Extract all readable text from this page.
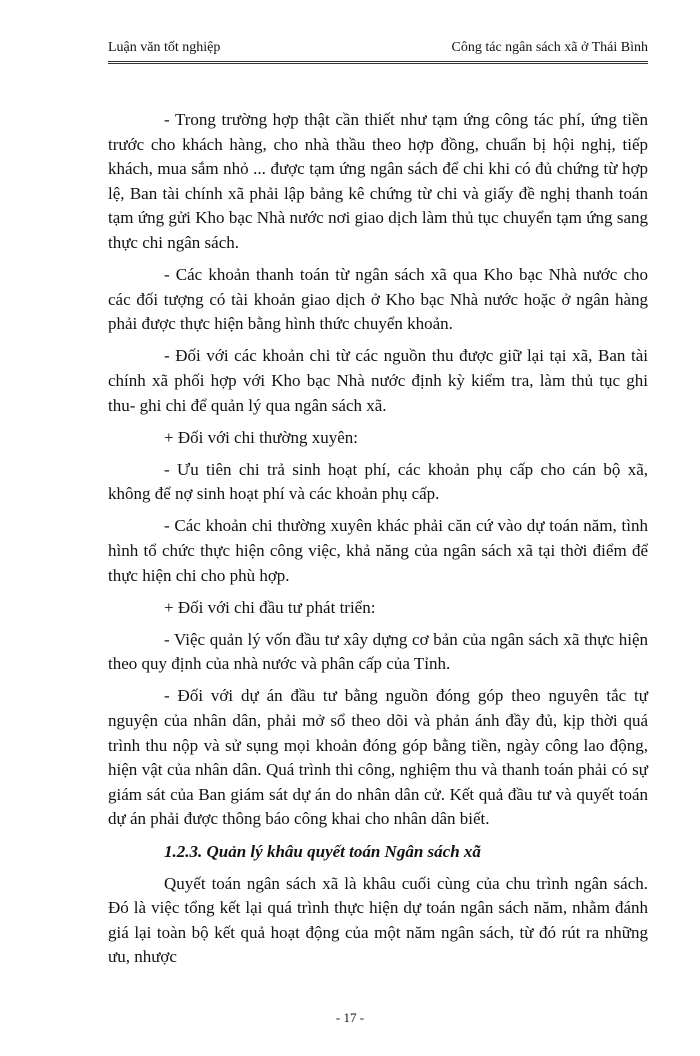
Luận văn tốt nghiệp	Công tác ngân sách xã ở Thái Bình

- Trong trường hợp thật cần thiết như tạm ứng công tác phí, ứng tiền trước cho khách hàng, cho nhà thầu theo hợp đồng, chuẩn bị hội nghị, tiếp khách, mua sắm nhỏ ... được tạm ứng ngân sách để chi khi có đủ chứng từ hợp lệ, Ban tài chính xã phải lập bảng kê chứng từ chi và giấy đề nghị thanh toán tạm ứng gửi Kho bạc Nhà nước nơi giao dịch làm thủ tục chuyển tạm ứng sang thực chi ngân sách.

- Các khoản thanh toán từ ngân sách xã qua Kho bạc Nhà nước cho các đối tượng có tài khoản giao dịch ở Kho bạc Nhà nước hoặc ở ngân hàng phải được thực hiện bằng hình thức chuyển khoản.

- Đối với các khoản chi từ các nguồn thu được giữ lại tại xã, Ban tài chính xã phối hợp với Kho bạc Nhà nước định kỳ kiểm tra, làm thủ tục ghi thu- ghi chi để quản lý qua ngân sách xã.

+ Đối với chi thường xuyên:

- Ưu tiên chi trả sinh hoạt phí, các khoản phụ cấp cho cán bộ xã, không để nợ sinh hoạt phí và các khoản phụ cấp.

- Các khoản chi thường xuyên khác phải căn cứ vào dự toán năm, tình hình tổ chức thực hiện công việc, khả năng của ngân sách xã tại thời điểm để thực hiện chi cho phù hợp.

+ Đối với chi đầu tư phát triển:

- Việc quản lý vốn đầu tư xây dựng cơ bản của ngân sách xã thực hiện theo quy định của nhà nước và phân cấp của Tỉnh.

- Đối với dự án đầu tư bằng nguồn đóng góp theo nguyên tắc tự nguyện của nhân dân, phải mở sổ theo dõi và phản ánh đầy đủ, kịp thời quá trình thu nộp và sử sụng mọi khoản đóng góp bằng tiền, ngày công lao động, hiện vật của nhân dân. Quá trình thi công, nghiệm thu và thanh toán phải có sự giám sát của Ban giám sát dự án do nhân dân cử. Kết quả đầu tư và quyết toán dự án phải được thông báo công khai cho nhân dân biết.

1.2.3. Quản lý khâu quyết toán Ngân sách xã

Quyết toán ngân sách xã là khâu cuối cùng của chu trình ngân sách. Đó là việc tổng kết lại quá trình thực hiện dự toán ngân sách năm, nhằm đánh giá lại toàn bộ kết quả hoạt động của một năm ngân sách, từ đó rút ra những ưu, nhược

- 17 -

- - - -

All of the data needs repeating exactly, but the pictures do not.

Extract all readable text from this page.
Luận văn tốt nghiệp	Công tác ngân sách xã ở Thái Bình

- Trong trường hợp thật cần thiết như tạm ứng công tác phí, ứng tiền trước cho khách hàng, cho nhà thầu theo hợp đồng, chuẩn bị hội nghị, tiếp khách, mua sắm nhỏ ... được tạm ứng ngân sách để chi khi có đủ chứng từ hợp lệ, Ban tài chính xã phải lập bảng kê chứng từ chi và giấy đề nghị thanh toán tạm ứng gửi Kho bạc Nhà nước nơi giao dịch làm thủ tục chuyển tạm ứng sang thực chi ngân sách.

- Các khoản thanh toán từ ngân sách xã qua Kho bạc Nhà nước cho các đối tượng có tài khoản giao dịch ở Kho bạc Nhà nước hoặc ở ngân hàng phải được thực hiện bằng hình thức chuyển khoản.

- Đối với các khoản chi từ các nguồn thu được giữ lại tại xã, Ban tài chính xã phối hợp với Kho bạc Nhà nước định kỳ kiểm tra, làm thủ tục ghi thu- ghi chi để quản lý qua ngân sách xã.

+ Đối với chi thường xuyên:

- Ưu tiên chi trả sinh hoạt phí, các khoản phụ cấp cho cán bộ xã, không để nợ sinh hoạt phí và các khoản phụ cấp.

- Các khoản chi thường xuyên khác phải căn cứ vào dự toán năm, tình hình tổ chức thực hiện công việc, khả năng của ngân sách xã tại thời điểm để thực hiện chi cho phù hợp.

+ Đối với chi đầu tư phát triển:

- Việc quản lý vốn đầu tư xây dựng cơ bản của ngân sách xã thực hiện theo quy định của nhà nước và phân cấp của Tỉnh.

- Đối với dự án đầu tư bằng nguồn đóng góp theo nguyên tắc tự nguyện của nhân dân, phải mở sổ theo dõi và phản ánh đầy đủ, kịp thời quá trình thu nộp và sử sụng mọi khoản đóng góp bằng tiền, ngày công lao động, hiện vật của nhân dân. Quá trình thi công, nghiệm thu và thanh toán phải có sự giám sát của Ban giám sát dự án do nhân dân cử. Kết quả đầu tư và quyết toán dự án phải được thông báo công khai cho nhân dân biết.

1.2.3. Quản lý khâu quyết toán Ngân sách xã

Quyết toán ngân sách xã là khâu cuối cùng của chu trình ngân sách. Đó là việc tổng kết lại quá trình thực hiện dự toán ngân sách năm, nhằm đánh giá lại toàn bộ kết quả hoạt động của một năm ngân sách, từ đó rút ra những ưu, nhược

- 17 -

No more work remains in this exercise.